Set exercise: Transcribe the material verbatim in full; the pictures do not belong in the copy.

Provided records:
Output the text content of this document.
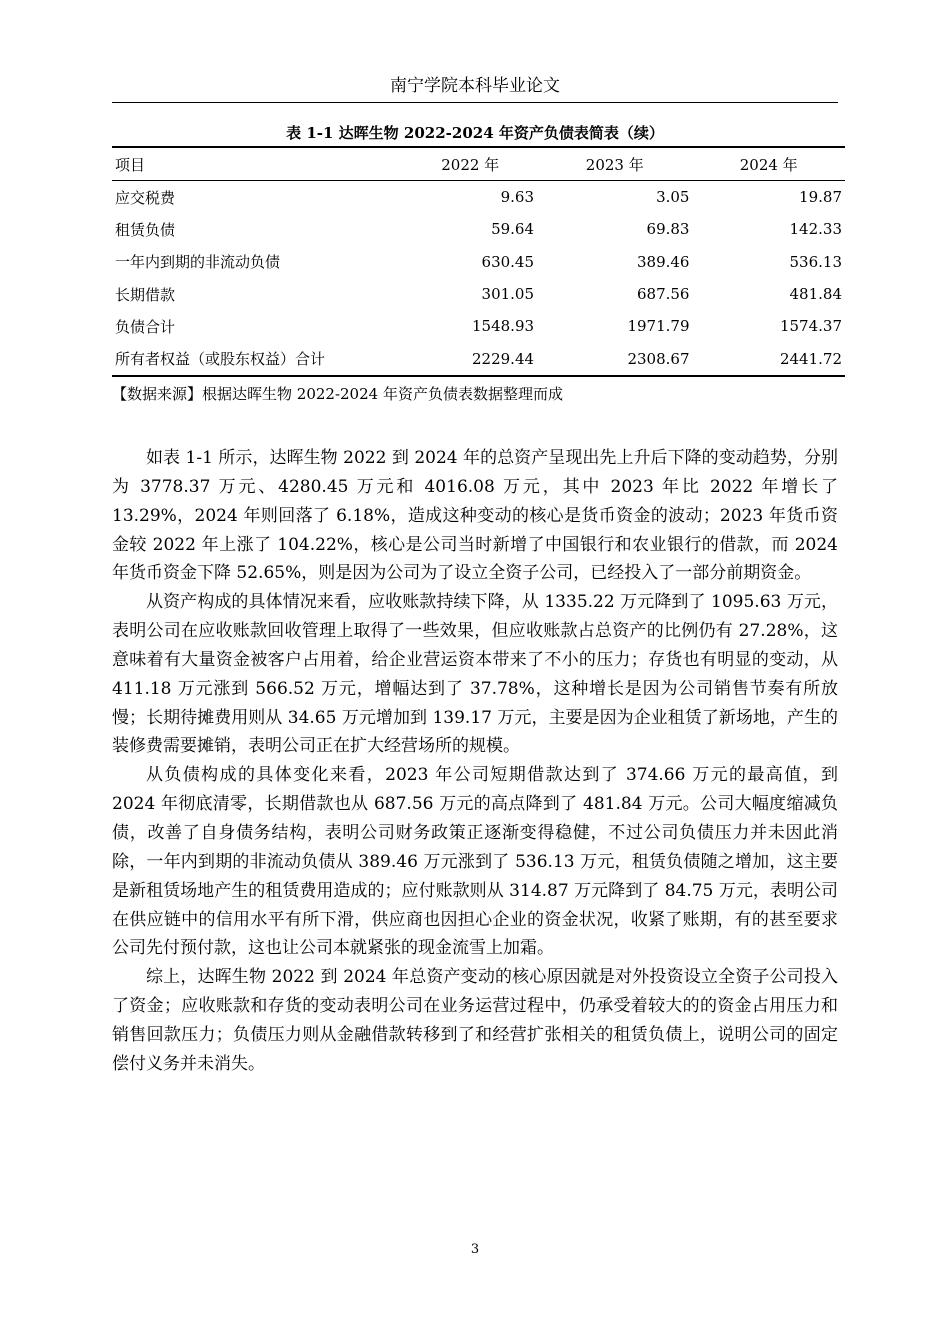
南宁学院本科毕业论文
表 1-1 达晖生物 2022-2024 年资产负债表简表（续）
项目	2022 年	2023 年	2024 年
应交税费	9.63	3.05	19.87
租赁负债	59.64	69.83	142.33
一年内到期的非流动负债	630.45	389.46	536.13
长期借款	301.05	687.56	481.84
负债合计	1548.93	1971.79	1574.37
所有者权益（或股东权益）合计	2229.44	2308.67	2441.72
【数据来源】根据达晖生物 2022-2024 年资产负债表数据整理而成

如表 1-1 所示，达晖生物 2022 到 2024 年的总资产呈现出先上升后下降的变动趋势，分别为 3778.37 万元、4280.45 万元和 4016.08 万元，其中 2023 年比 2022 年增长了 13.29%，2024 年则回落了 6.18%，造成这种变动的核心是货币资金的波动；2023 年货币资金较 2022 年上涨了 104.22%，核心是公司当时新增了中国银行和农业银行的借款，而 2024 年货币资金下降 52.65%，则是因为公司为了设立全资子公司，已经投入了一部分前期资金。

从资产构成的具体情况来看，应收账款持续下降，从 1335.22 万元降到了 1095.63 万元，表明公司在应收账款回收管理上取得了一些效果，但应收账款占总资产的比例仍有 27.28%，这意味着有大量资金被客户占用着，给企业营运资本带来了不小的压力；存货也有明显的变动，从 411.18 万元涨到 566.52 万元，增幅达到了 37.78%，这种增长是因为公司销售节奏有所放慢；长期待摊费用则从 34.65 万元增加到 139.17 万元，主要是因为企业租赁了新场地，产生的装修费需要摊销，表明公司正在扩大经营场所的规模。

从负债构成的具体变化来看，2023 年公司短期借款达到了 374.66 万元的最高值，到 2024 年彻底清零，长期借款也从 687.56 万元的高点降到了 481.84 万元。公司大幅度缩减负债，改善了自身债务结构，表明公司财务政策正逐渐变得稳健，不过公司负债压力并未因此消除，一年内到期的非流动负债从 389.46 万元涨到了 536.13 万元，租赁负债随之增加，这主要是新租赁场地产生的租赁费用造成的；应付账款则从 314.87 万元降到了 84.75 万元，表明公司在供应链中的信用水平有所下滑，供应商也因担心企业的资金状况，收紧了账期，有的甚至要求公司先付预付款，这也让公司本就紧张的现金流雪上加霜。

综上，达晖生物 2022 到 2024 年总资产变动的核心原因就是对外投资设立全资子公司投入了资金；应收账款和存货的变动表明公司在业务运营过程中，仍承受着较大的的资金占用压力和销售回款压力；负债压力则从金融借款转移到了和经营扩张相关的租赁负债上，说明公司的固定偿付义务并未消失。

3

Exercise solution:
Output the text content of this document.
南宁学院本科毕业论文
表 1-1 达晖生物 2022-2024 年资产负债表简表（续）
项目	2022 年	2023 年	2024 年
应交税费	9.63	3.05	19.87
租赁负债	59.64	69.83	142.33
一年内到期的非流动负债	630.45	389.46	536.13
长期借款	301.05	687.56	481.84
负债合计	1548.93	1971.79	1574.37
所有者权益（或股东权益）合计	2229.44	2308.67	2441.72
【数据来源】根据达晖生物 2022-2024 年资产负债表数据整理而成

如表 1-1 所示，达晖生物 2022 到 2024 年的总资产呈现出先上升后下降的变动趋势，分别为 3778.37 万元、4280.45 万元和 4016.08 万元，其中 2023 年比 2022 年增长了 13.29%，2024 年则回落了 6.18%，造成这种变动的核心是货币资金的波动；2023 年货币资金较 2022 年上涨了 104.22%，核心是公司当时新增了中国银行和农业银行的借款，而 2024 年货币资金下降 52.65%，则是因为公司为了设立全资子公司，已经投入了一部分前期资金。

从资产构成的具体情况来看，应收账款持续下降，从 1335.22 万元降到了 1095.63 万元，表明公司在应收账款回收管理上取得了一些效果，但应收账款占总资产的比例仍有 27.28%，这意味着有大量资金被客户占用着，给企业营运资本带来了不小的压力；存货也有明显的变动，从 411.18 万元涨到 566.52 万元，增幅达到了 37.78%，这种增长是因为公司销售节奏有所放慢；长期待摊费用则从 34.65 万元增加到 139.17 万元，主要是因为企业租赁了新场地，产生的装修费需要摊销，表明公司正在扩大经营场所的规模。

从负债构成的具体变化来看，2023 年公司短期借款达到了 374.66 万元的最高值，到 2024 年彻底清零，长期借款也从 687.56 万元的高点降到了 481.84 万元。公司大幅度缩减负债，改善了自身债务结构，表明公司财务政策正逐渐变得稳健，不过公司负债压力并未因此消除，一年内到期的非流动负债从 389.46 万元涨到了 536.13 万元，租赁负债随之增加，这主要是新租赁场地产生的租赁费用造成的；应付账款则从 314.87 万元降到了 84.75 万元，表明公司在供应链中的信用水平有所下滑，供应商也因担心企业的资金状况，收紧了账期，有的甚至要求公司先付预付款，这也让公司本就紧张的现金流雪上加霜。

综上，达晖生物 2022 到 2024 年总资产变动的核心原因就是对外投资设立全资子公司投入了资金；应收账款和存货的变动表明公司在业务运营过程中，仍承受着较大的的资金占用压力和销售回款压力；负债压力则从金融借款转移到了和经营扩张相关的租赁负债上，说明公司的固定偿付义务并未消失。

3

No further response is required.